(Saved entries)
▬▬▬▬▬▬▬▬▬▬

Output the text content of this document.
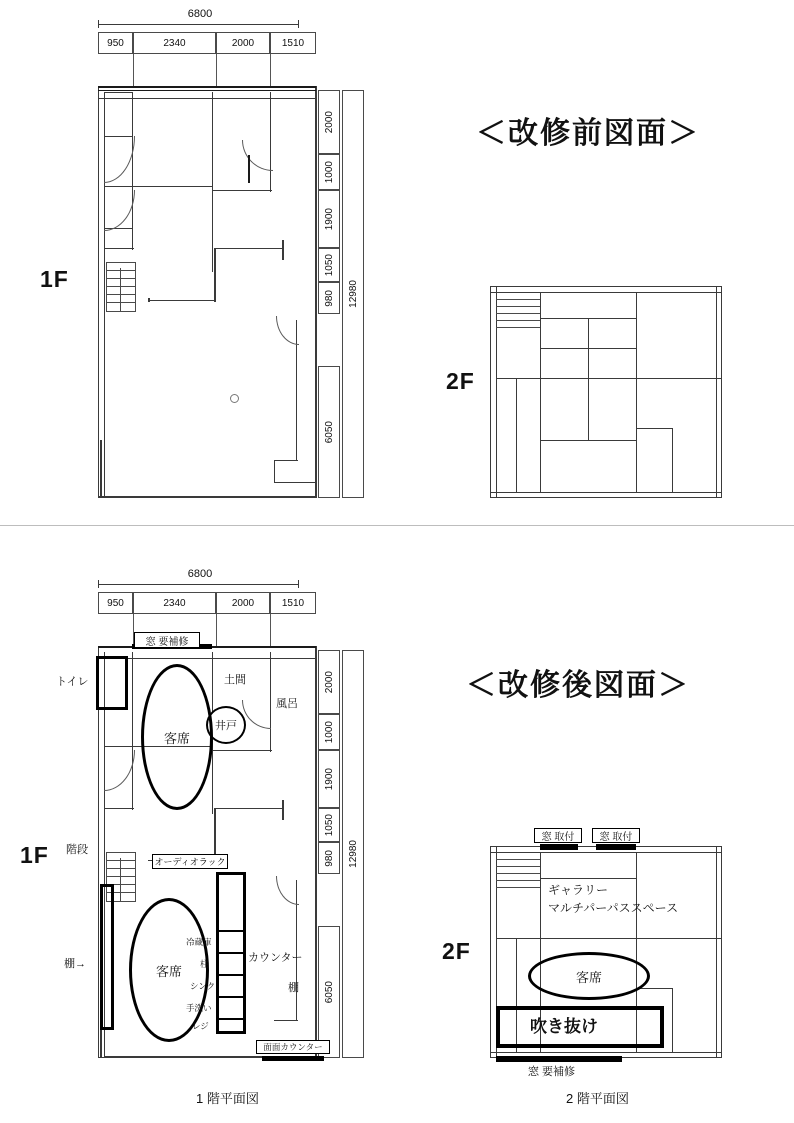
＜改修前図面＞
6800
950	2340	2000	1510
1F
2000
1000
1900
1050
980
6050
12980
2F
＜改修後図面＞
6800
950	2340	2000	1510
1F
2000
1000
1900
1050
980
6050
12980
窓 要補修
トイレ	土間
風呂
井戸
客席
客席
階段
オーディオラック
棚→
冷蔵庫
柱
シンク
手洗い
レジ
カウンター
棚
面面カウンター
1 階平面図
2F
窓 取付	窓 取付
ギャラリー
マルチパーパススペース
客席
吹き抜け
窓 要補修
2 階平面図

▬▬▬▬▬▬▬▬▬▬

» What you are asked to do
Keep the pictures out of your copy, and repeat every entry above exactly.

» The result
Output the text content of this document.
＜改修前図面＞
6800
950	2340	2000	1510
1F
2000
1000
1900
1050
980
6050
12980
2F
＜改修後図面＞
6800
950	2340	2000	1510
1F
2000
1000
1900
1050
980
6050
12980
窓 要補修
トイレ	土間
風呂
井戸
客席
客席
階段
オーディオラック
棚→
冷蔵庫
柱
シンク
手洗い
レジ
カウンター
棚
面面カウンター
1 階平面図
2F
窓 取付	窓 取付
ギャラリー
マルチパーパススペース
客席
吹き抜け
窓 要補修
2 階平面図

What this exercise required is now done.